(Saved entries)
# # # # #
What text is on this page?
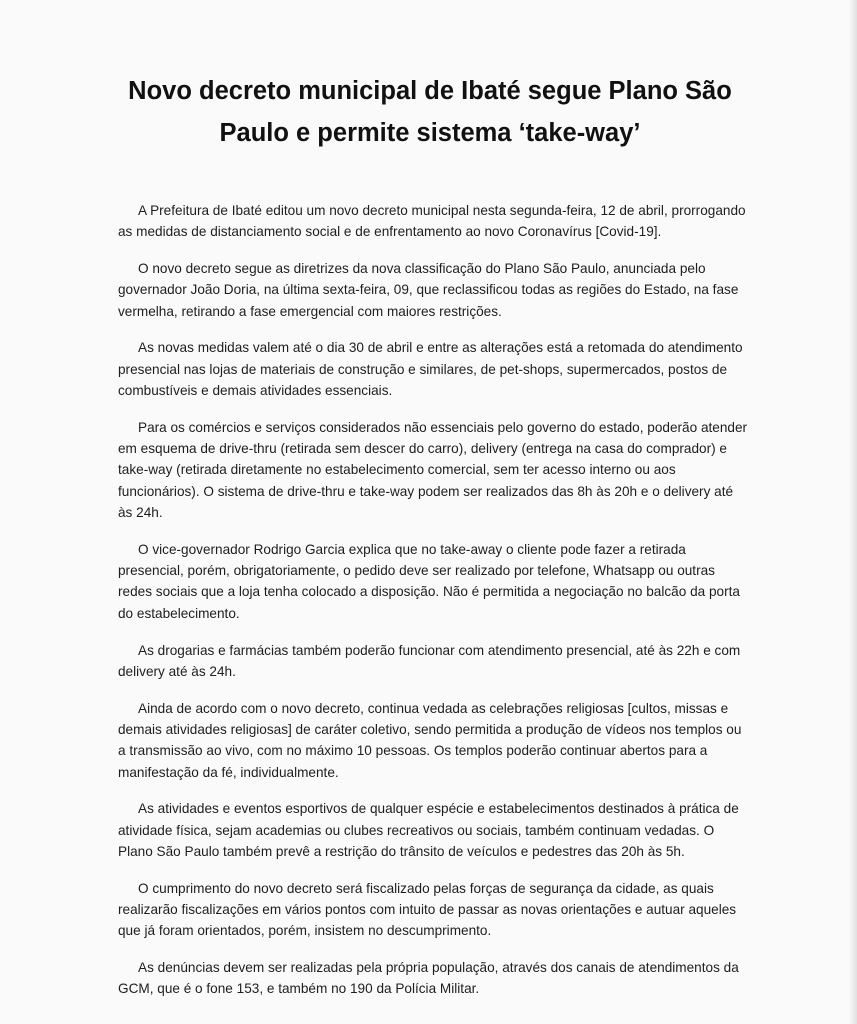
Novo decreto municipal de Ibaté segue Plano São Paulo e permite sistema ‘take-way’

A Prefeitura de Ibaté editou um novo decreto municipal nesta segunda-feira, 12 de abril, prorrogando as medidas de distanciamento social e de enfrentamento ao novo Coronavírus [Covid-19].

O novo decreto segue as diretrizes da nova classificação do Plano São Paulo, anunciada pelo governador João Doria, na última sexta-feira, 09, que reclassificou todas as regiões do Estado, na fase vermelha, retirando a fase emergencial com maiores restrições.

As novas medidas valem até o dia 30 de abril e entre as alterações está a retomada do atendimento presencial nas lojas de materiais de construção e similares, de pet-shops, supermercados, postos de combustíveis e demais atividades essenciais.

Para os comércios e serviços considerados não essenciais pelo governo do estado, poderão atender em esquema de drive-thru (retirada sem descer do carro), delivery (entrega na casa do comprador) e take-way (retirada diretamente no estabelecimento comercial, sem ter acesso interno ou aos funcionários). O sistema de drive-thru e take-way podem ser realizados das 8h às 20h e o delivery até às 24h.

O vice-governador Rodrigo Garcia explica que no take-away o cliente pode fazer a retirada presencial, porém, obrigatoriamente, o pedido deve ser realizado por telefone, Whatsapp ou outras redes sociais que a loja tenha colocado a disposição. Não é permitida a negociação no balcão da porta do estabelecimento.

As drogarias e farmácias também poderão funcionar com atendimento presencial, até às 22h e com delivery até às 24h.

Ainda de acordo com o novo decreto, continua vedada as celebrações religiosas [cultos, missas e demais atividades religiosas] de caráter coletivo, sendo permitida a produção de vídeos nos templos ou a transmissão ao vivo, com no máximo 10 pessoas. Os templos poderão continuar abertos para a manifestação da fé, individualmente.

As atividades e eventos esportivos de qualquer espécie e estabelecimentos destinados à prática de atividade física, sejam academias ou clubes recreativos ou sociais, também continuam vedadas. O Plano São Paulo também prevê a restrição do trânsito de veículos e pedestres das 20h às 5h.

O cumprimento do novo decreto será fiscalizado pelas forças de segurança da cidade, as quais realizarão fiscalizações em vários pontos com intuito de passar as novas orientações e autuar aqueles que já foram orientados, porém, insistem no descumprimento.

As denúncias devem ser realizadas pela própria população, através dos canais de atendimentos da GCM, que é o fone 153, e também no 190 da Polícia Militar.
# # # # #
▶ _What you need to do_
Point out every line holding the string "Ibaté" and copy it.

▶ _Correct output_
Novo decreto municipal de Ibaté segue Plano São Paulo e permite sistema ‘take-way’
A Prefeitura de Ibaté editou um novo decreto municipal nesta segunda-feira, 12 de abril, prorrogando as medidas de distanciamento social e de enfrentamento ao novo Coronavírus [Covid-19].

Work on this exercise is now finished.